* [STATED PROBLEM 1] Retype the section of the Bihar microfinance article that opens with the words containing "By most definitions" and closes with "US$160 a year.".
* [STATED PROBLEM 2] According to the Bihar microfinance article, what is Saija Finance's default rate to date?

* [DOCUMENT EXTRACT]
India’s micro financiers have struck gold while reaching out to the poor and vulnerable

By most definitions Bihar is one of the toughest places in India to do business. The state is unstable and its politics are often corrupt. Close to 90 million people live in an area little bigger than Portugal. More than a third live below the poverty line and only about one in 10 can read or write. The average person earns about US$160 a year.

Only one thing is certain in Bihar – just about everybody wants more money.

“Within a six kilometre radius of our office I could easily lend US$50 million,” says SR Sinha, a veteran financier. Seeing this need he started Saija Finance, a microfinance institution (MFI), in 2008 based in Bihar.

In about two years, Saija developed 10,000 clients, most of whom are poor and vulnerable and so cannot get bank loans. It acquired twice as many clients in a single month earlier this year. Sinha’s biggest problem is not repayment – Saija’s default rate to date is zero – it is finding the capital to lend.

* [EXTRACTED ENTRIES]
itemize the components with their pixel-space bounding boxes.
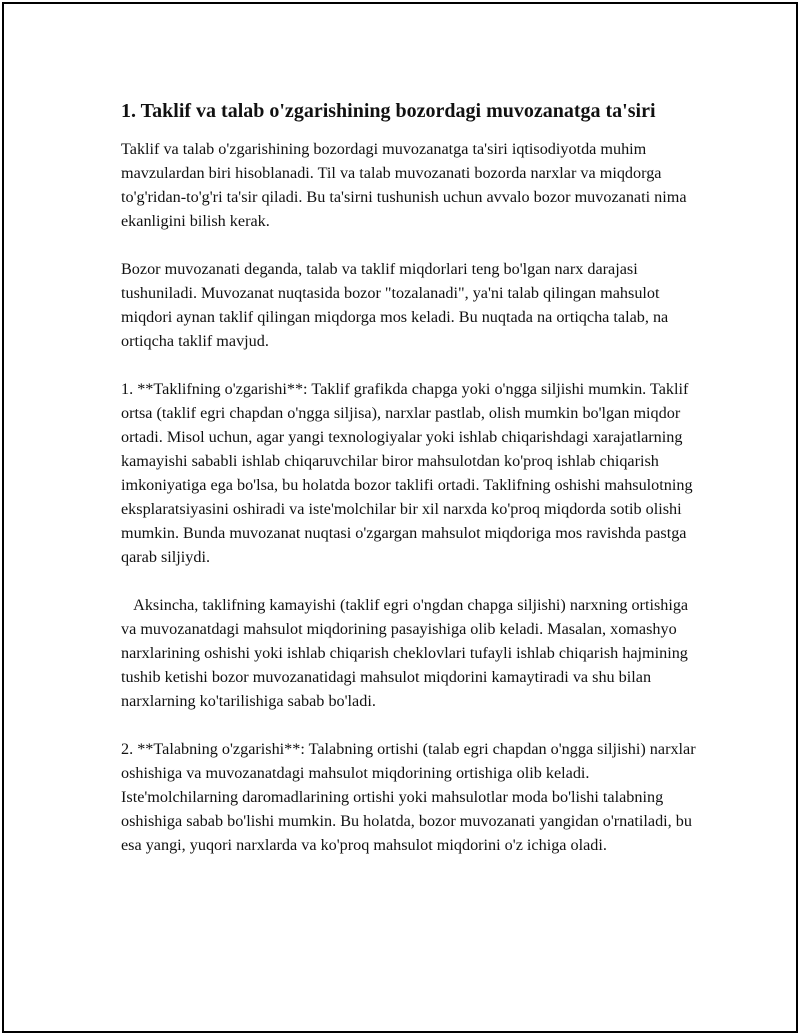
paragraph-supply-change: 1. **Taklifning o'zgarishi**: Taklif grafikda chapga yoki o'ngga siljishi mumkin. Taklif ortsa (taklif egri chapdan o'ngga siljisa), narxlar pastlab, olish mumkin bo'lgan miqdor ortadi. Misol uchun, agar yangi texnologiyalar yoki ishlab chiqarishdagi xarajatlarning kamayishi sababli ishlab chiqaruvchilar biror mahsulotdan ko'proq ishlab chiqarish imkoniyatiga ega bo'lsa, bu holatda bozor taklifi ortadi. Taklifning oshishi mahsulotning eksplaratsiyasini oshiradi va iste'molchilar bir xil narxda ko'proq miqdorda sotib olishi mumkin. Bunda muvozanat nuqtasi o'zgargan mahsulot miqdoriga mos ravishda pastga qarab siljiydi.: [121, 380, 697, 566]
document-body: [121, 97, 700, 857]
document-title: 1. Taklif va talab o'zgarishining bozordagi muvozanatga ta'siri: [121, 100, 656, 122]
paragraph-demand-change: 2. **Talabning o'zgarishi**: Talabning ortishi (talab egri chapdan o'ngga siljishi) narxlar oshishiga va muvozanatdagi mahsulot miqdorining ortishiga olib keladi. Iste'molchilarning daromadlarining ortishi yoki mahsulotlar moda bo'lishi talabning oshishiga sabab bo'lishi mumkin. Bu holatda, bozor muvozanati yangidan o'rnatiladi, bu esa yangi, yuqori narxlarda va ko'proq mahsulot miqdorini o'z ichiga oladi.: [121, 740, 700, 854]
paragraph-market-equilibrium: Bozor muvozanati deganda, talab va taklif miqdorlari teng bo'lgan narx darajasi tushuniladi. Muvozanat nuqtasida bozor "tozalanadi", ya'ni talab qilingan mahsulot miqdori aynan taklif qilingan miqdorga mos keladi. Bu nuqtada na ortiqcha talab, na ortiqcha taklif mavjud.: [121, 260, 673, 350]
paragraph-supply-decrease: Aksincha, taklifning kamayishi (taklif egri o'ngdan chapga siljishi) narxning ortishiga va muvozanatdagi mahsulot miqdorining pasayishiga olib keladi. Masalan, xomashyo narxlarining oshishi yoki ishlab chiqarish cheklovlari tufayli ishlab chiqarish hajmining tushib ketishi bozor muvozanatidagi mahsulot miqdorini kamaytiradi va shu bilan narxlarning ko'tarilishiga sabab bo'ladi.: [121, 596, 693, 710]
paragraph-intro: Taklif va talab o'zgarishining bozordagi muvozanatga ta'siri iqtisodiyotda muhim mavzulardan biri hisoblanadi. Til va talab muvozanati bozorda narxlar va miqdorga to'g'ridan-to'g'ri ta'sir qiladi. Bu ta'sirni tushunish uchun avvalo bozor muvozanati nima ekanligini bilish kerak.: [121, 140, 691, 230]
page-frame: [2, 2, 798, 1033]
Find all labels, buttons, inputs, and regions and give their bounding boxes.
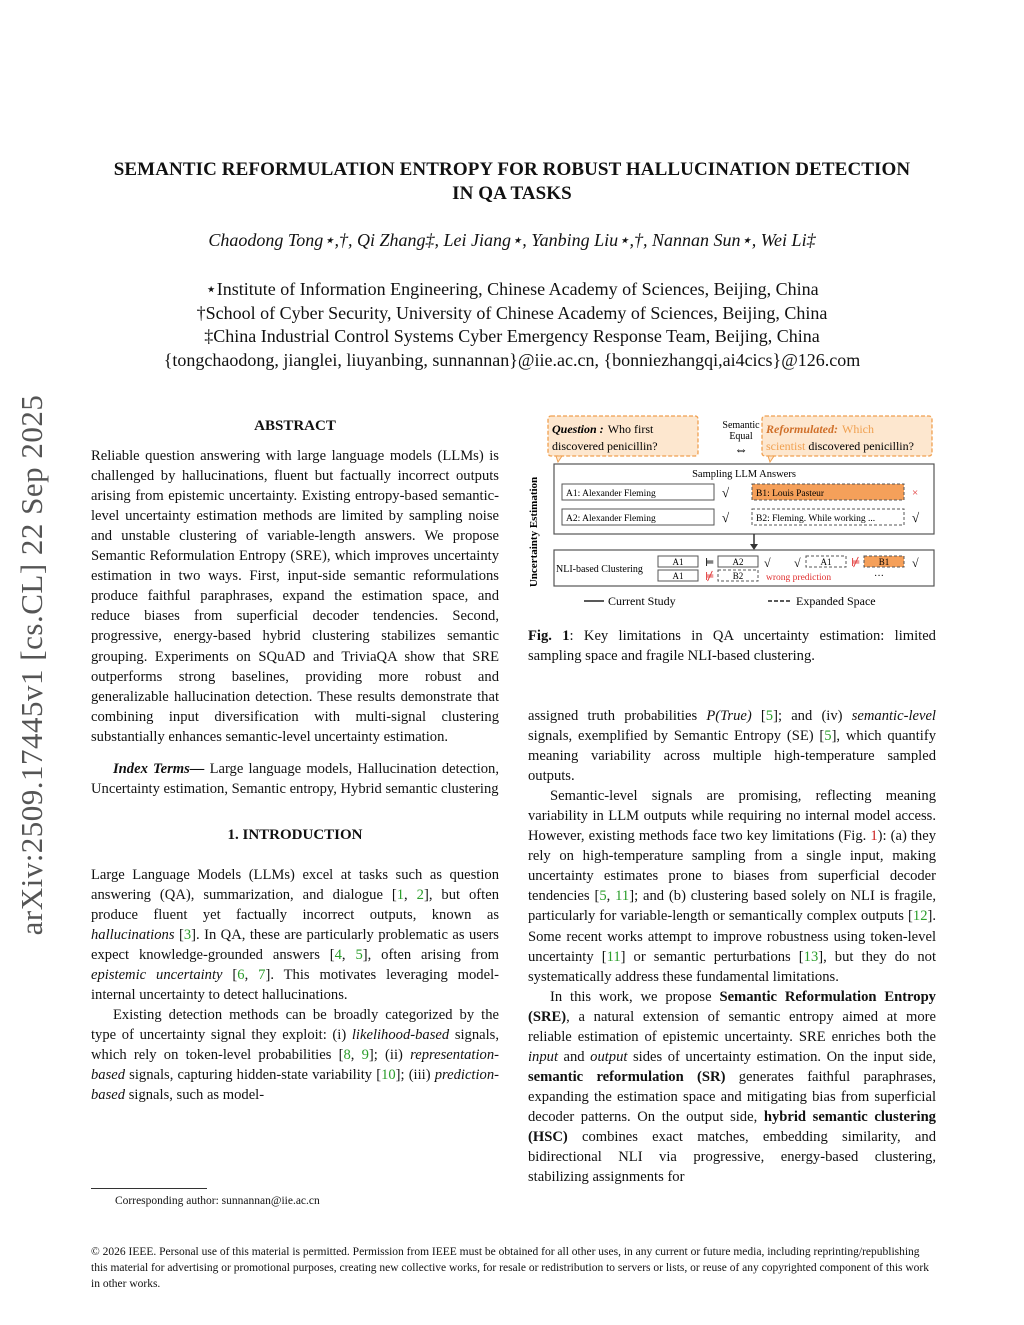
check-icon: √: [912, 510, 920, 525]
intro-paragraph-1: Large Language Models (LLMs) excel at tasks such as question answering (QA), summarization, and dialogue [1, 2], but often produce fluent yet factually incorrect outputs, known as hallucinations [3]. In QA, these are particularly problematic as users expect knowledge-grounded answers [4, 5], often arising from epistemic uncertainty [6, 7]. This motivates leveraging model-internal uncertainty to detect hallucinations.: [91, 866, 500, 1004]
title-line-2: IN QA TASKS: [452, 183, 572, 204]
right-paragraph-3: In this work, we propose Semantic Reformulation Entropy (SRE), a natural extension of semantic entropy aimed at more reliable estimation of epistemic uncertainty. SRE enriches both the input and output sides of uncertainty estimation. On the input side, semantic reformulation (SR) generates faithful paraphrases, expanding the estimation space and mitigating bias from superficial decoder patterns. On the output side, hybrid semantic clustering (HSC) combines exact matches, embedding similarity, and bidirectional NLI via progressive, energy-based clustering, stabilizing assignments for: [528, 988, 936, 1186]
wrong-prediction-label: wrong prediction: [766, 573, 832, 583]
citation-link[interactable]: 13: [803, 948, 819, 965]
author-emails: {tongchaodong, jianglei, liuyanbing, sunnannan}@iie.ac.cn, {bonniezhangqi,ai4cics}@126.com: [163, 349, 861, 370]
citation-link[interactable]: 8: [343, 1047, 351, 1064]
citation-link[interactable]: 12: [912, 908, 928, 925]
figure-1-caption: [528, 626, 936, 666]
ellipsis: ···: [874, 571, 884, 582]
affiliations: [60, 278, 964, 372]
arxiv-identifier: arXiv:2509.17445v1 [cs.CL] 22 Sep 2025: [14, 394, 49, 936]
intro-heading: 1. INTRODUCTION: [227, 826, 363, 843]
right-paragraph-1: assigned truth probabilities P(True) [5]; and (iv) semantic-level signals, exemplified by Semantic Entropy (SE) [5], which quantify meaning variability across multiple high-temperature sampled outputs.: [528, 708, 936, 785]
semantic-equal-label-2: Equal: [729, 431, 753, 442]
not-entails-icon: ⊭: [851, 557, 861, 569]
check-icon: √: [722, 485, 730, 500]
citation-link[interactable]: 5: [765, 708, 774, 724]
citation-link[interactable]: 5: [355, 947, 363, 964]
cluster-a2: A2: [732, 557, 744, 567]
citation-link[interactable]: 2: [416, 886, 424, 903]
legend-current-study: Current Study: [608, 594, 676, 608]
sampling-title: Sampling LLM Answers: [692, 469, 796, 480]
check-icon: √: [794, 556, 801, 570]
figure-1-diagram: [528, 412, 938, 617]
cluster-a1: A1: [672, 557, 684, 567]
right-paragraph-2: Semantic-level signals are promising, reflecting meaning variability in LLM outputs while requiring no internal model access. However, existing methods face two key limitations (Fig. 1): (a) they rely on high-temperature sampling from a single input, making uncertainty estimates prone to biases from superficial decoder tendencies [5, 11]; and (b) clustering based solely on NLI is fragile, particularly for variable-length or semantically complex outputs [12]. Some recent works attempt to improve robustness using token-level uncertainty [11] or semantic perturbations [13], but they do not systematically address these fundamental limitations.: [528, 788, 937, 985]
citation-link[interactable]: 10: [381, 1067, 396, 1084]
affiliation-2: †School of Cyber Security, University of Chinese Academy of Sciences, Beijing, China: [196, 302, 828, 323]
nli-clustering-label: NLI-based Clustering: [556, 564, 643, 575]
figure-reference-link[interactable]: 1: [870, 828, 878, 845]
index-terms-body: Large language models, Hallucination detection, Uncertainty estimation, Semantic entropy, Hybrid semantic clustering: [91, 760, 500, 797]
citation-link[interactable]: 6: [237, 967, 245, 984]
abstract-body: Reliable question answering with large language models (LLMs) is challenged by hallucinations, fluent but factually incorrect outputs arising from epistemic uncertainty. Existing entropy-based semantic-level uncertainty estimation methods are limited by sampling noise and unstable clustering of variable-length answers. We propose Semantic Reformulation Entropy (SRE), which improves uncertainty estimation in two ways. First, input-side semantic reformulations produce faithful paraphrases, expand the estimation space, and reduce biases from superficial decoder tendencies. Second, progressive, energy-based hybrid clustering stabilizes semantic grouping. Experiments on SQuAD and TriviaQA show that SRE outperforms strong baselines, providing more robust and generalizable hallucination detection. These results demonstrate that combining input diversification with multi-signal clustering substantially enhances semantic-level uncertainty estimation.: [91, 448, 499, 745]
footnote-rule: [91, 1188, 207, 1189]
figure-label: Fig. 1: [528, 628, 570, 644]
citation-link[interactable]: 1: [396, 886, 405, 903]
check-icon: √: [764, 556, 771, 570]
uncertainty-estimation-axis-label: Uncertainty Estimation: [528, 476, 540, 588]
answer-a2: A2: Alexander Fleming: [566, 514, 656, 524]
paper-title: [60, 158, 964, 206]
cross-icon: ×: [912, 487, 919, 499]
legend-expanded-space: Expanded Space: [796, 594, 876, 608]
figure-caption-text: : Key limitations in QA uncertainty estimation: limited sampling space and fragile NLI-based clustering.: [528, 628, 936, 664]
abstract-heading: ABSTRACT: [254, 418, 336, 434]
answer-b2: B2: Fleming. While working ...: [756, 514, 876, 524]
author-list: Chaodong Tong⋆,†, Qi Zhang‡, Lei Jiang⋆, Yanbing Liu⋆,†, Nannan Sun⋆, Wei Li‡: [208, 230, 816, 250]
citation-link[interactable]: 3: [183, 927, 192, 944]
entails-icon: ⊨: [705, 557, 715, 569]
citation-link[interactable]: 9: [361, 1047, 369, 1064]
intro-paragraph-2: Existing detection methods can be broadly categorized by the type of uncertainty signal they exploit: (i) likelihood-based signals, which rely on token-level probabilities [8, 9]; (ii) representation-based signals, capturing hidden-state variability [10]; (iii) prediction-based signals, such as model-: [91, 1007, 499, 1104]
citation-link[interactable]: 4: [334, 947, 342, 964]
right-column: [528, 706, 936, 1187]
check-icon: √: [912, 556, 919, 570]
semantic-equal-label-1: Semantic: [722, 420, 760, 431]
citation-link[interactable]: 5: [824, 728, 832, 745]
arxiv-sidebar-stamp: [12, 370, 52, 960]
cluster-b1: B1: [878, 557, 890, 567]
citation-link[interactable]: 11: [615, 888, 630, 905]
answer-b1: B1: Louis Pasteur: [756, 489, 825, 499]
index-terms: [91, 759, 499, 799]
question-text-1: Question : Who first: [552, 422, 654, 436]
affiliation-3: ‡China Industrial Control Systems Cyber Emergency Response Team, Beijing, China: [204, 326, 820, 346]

* [RESPONSE 1]
By most definitions Bihar is one of the toughest places in India to do business. The state is unstable and its politics are often corrupt. Close to 90 million people live in an area little bigger than Portugal. More than a third live below the poverty line and only about one in 10 can read or write. The average person earns about US$160 a year.

* [RESPONSE 2] Saija Finance's default rate to date is zero.